OBJECTIVE – Give only the number of lines that include the string "Allgäu".

GIVEN RECORDS –

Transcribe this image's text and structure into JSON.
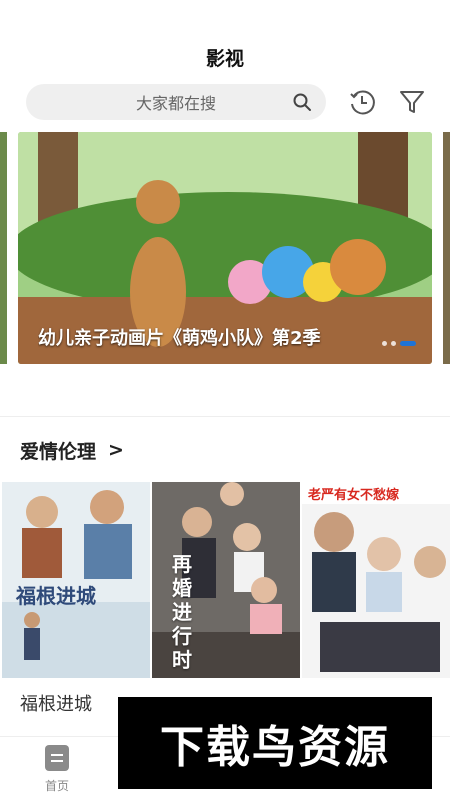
{
  "header": {
    "title": "影视"
  },
  "search": {
    "placeholder": "大家都在搜"
  },
  "banner": {
    "caption": "幼儿亲子动画片《萌鸡小队》第2季",
    "page_count": 3,
    "active_index": 2
  },
  "section": {
    "title": "爱情伦理",
    "arrow": ">"
  },
  "posters": [
    {
      "title": "福根进城",
      "art_text": "福根进城"
    },
    {
      "title": "",
      "art_text": "再婚进行时"
    },
    {
      "title": "",
      "art_text": "老严有女不愁嫁"
    }
  ],
  "bottom_nav": {
    "items": [
      {
        "label": "首页",
        "active": false
      },
      {
        "label": "",
        "active": false
      },
      {
        "label": "",
        "active": true
      },
      {
        "label": "",
        "active": false
      }
    ]
  },
  "watermark": {
    "text": "下载鸟资源"
  },
  "colors": {
    "accent": "#1e73d6"
  }
}
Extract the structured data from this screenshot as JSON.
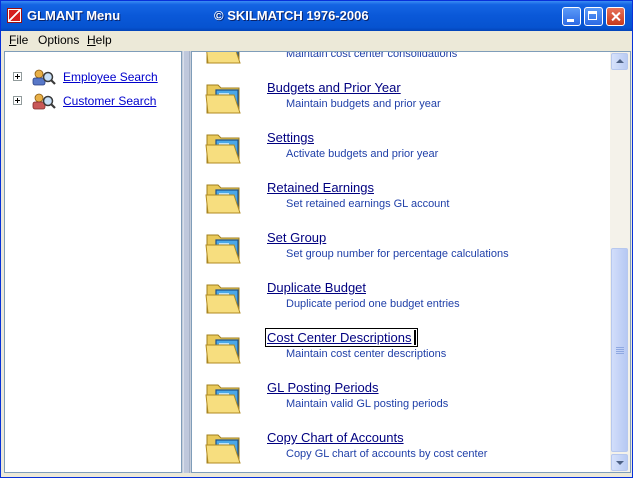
{
  "window": {
    "title": "GLMANT Menu",
    "center_title": "© SKILMATCH 1976-2006"
  },
  "menubar": {
    "items": [
      {
        "accel": "F",
        "rest": "ile"
      },
      {
        "accel": "",
        "rest": "Options"
      },
      {
        "accel": "H",
        "rest": "elp"
      }
    ]
  },
  "tree": {
    "items": [
      {
        "label": "Employee Search",
        "icon": "employee-search-icon"
      },
      {
        "label": "Customer Search",
        "icon": "customer-search-icon"
      }
    ]
  },
  "list": {
    "partial_item": {
      "desc": "Maintain cost center consolidations"
    },
    "items": [
      {
        "title": "Budgets and Prior Year",
        "desc": "Maintain budgets and prior year"
      },
      {
        "title": "Settings",
        "desc": "Activate budgets and prior year"
      },
      {
        "title": "Retained Earnings ",
        "desc": "Set retained earnings GL account"
      },
      {
        "title": "Set Group",
        "desc": "Set group number for percentage calculations"
      },
      {
        "title": "Duplicate Budget",
        "desc": "Duplicate period one budget entries"
      },
      {
        "title": "Cost Center Descriptions",
        "desc": "Maintain cost center descriptions"
      },
      {
        "title": "GL Posting Periods",
        "desc": "Maintain valid GL posting periods"
      },
      {
        "title": "Copy Chart of Accounts",
        "desc": "Copy GL chart of accounts by cost center"
      }
    ]
  },
  "colors": {
    "titlebar": "#0A58D8",
    "link": "#000080",
    "description": "#1F3FA8"
  }
}
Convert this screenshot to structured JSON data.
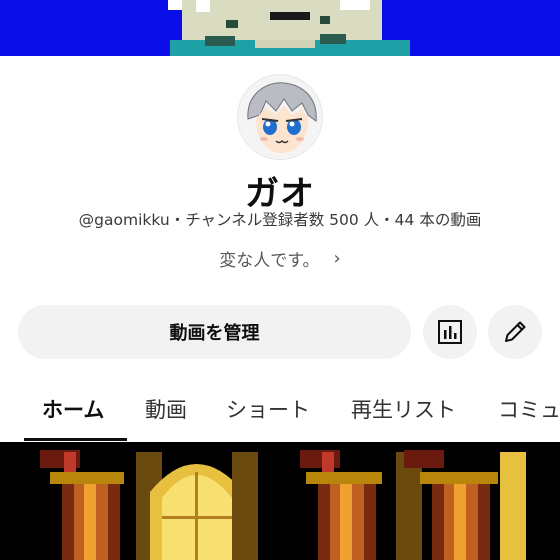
{
  "channel": {
    "name": "ガオ",
    "meta": "@gaomikku・チャンネル登録者数 500 人・44 本の動画",
    "description": "変な人です。",
    "description_chevron": "›"
  },
  "actions": {
    "manage_videos_label": "動画を管理",
    "stats_icon": "analytics-icon",
    "edit_icon": "pencil-icon"
  },
  "tabs": [
    {
      "label": "ホーム",
      "active": true
    },
    {
      "label": "動画",
      "active": false
    },
    {
      "label": "ショート",
      "active": false
    },
    {
      "label": "再生リスト",
      "active": false
    },
    {
      "label": "コミュ",
      "active": false
    }
  ],
  "colors": {
    "banner_blue": "#0a0ee8",
    "button_gray": "#f2f2f2",
    "text": "#0f0f0f"
  }
}
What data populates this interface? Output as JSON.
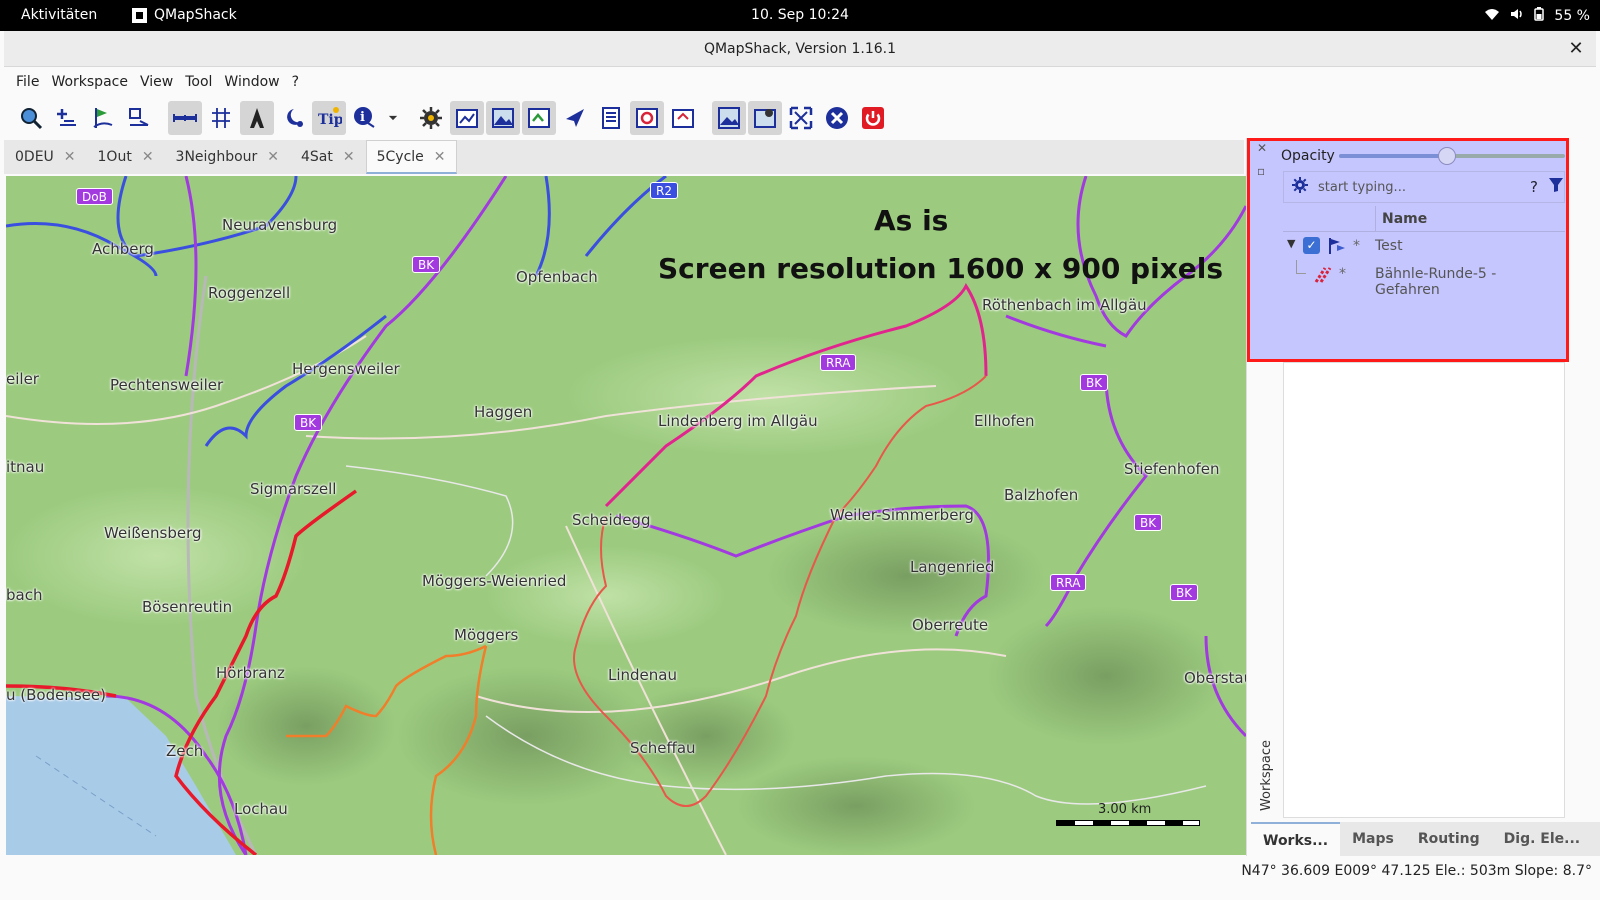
{
  "topbar": {
    "activities": "Aktivitäten",
    "app_name": "QMapShack",
    "clock": "10. Sep  10:24",
    "battery": "55 %"
  },
  "window": {
    "title": "QMapShack, Version 1.16.1",
    "close_glyph": "✕"
  },
  "menu": [
    "File",
    "Workspace",
    "View",
    "Tool",
    "Window",
    "?"
  ],
  "toolbar": {
    "tools": [
      {
        "icon": "zoom-map-icon",
        "on": false
      },
      {
        "icon": "add-waypoint-icon",
        "on": false
      },
      {
        "icon": "add-route-icon",
        "on": false
      },
      {
        "icon": "add-track-icon",
        "on": false
      },
      {
        "icon": "scale-bar-icon",
        "on": true
      },
      {
        "icon": "grid-icon",
        "on": false
      },
      {
        "icon": "track-profile-icon",
        "on": true
      },
      {
        "icon": "night-mode-icon",
        "on": false
      },
      {
        "icon": "tooltip-icon",
        "on": true
      },
      {
        "icon": "info-icon",
        "on": false
      },
      {
        "icon": "dropdown-arrow-icon",
        "on": false
      },
      {
        "icon": "settings-gear-icon",
        "on": false
      },
      {
        "icon": "dock-workspace-icon",
        "on": true
      },
      {
        "icon": "dock-maps-icon",
        "on": true
      },
      {
        "icon": "dock-dem-icon",
        "on": true
      },
      {
        "icon": "dock-routing-icon",
        "on": false
      },
      {
        "icon": "dock-database-icon",
        "on": false
      },
      {
        "icon": "dock-realtime-icon",
        "on": true
      },
      {
        "icon": "dock-gis-icon",
        "on": false
      },
      {
        "icon": "map-view-icon",
        "on": true
      },
      {
        "icon": "map-setup-icon",
        "on": true
      },
      {
        "icon": "fullscreen-icon",
        "on": false
      },
      {
        "icon": "close-x-icon",
        "on": false
      },
      {
        "icon": "power-quit-icon",
        "on": false
      }
    ]
  },
  "tabs": [
    {
      "label": "0DEU",
      "active": false
    },
    {
      "label": "1Out",
      "active": false
    },
    {
      "label": "3Neighbour",
      "active": false
    },
    {
      "label": "4Sat",
      "active": false
    },
    {
      "label": "5Cycle",
      "active": true
    }
  ],
  "map": {
    "overlay_line1": "As is",
    "overlay_line2": "Screen resolution 1600 x 900 pixels",
    "scale_label": "3.00 km",
    "places": [
      {
        "name": "Neuravensburg"
      },
      {
        "name": "Achberg"
      },
      {
        "name": "Roggenzell"
      },
      {
        "name": "Opfenbach"
      },
      {
        "name": "Hergensweiler"
      },
      {
        "name": "Pechtensweiler"
      },
      {
        "name": "Haggen"
      },
      {
        "name": "Lindenberg im Allgäu"
      },
      {
        "name": "Röthenbach im Allgäu"
      },
      {
        "name": "Ellhofen"
      },
      {
        "name": "Sigmarszell"
      },
      {
        "name": "Scheidegg"
      },
      {
        "name": "Weiler-Simmerberg"
      },
      {
        "name": "Balzhofen"
      },
      {
        "name": "Stiefenhofen"
      },
      {
        "name": "Weißensberg"
      },
      {
        "name": "Möggers-Weienried"
      },
      {
        "name": "Langenried"
      },
      {
        "name": "Bösenreutin"
      },
      {
        "name": "Möggers"
      },
      {
        "name": "Oberreute"
      },
      {
        "name": "Hörbranz"
      },
      {
        "name": "Lindenau"
      },
      {
        "name": "Oberstau"
      },
      {
        "name": "Zech"
      },
      {
        "name": "Scheffau"
      },
      {
        "name": "Lochau"
      },
      {
        "name": "u (Bodensee)"
      },
      {
        "name": "bach"
      },
      {
        "name": "itnau"
      },
      {
        "name": "eiler"
      }
    ],
    "badges": [
      {
        "text": "DoB"
      },
      {
        "text": "R2"
      },
      {
        "text": "BK"
      },
      {
        "text": "BK"
      },
      {
        "text": "RRA"
      },
      {
        "text": "BK"
      },
      {
        "text": "BK"
      },
      {
        "text": "RRA"
      },
      {
        "text": "BK"
      }
    ]
  },
  "dock": {
    "opacity_label": "Opacity",
    "opacity_value": 0.48,
    "filter_placeholder": "start typing...",
    "help_glyph": "?",
    "column_name": "Name",
    "project_name": "Test",
    "track_name": "Bähnle-Runde-5 - Gefahren",
    "modified_mark": "*",
    "workspace_vertical_label": "Workspace",
    "tabs": [
      {
        "label": "Works...",
        "active": true
      },
      {
        "label": "Maps",
        "active": false
      },
      {
        "label": "Routing",
        "active": false
      },
      {
        "label": "Dig. Ele...",
        "active": false
      }
    ]
  },
  "status": {
    "text": "N47° 36.609 E009° 47.125 Ele.: 503m Slope: 8.7°"
  },
  "colors": {
    "highlight_border": "#ff1a1a",
    "dock_highlight": "#c6c6ff",
    "track_red": "#e2433a",
    "route_purple": "#a23ae0"
  }
}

FULL SOLUTION – 2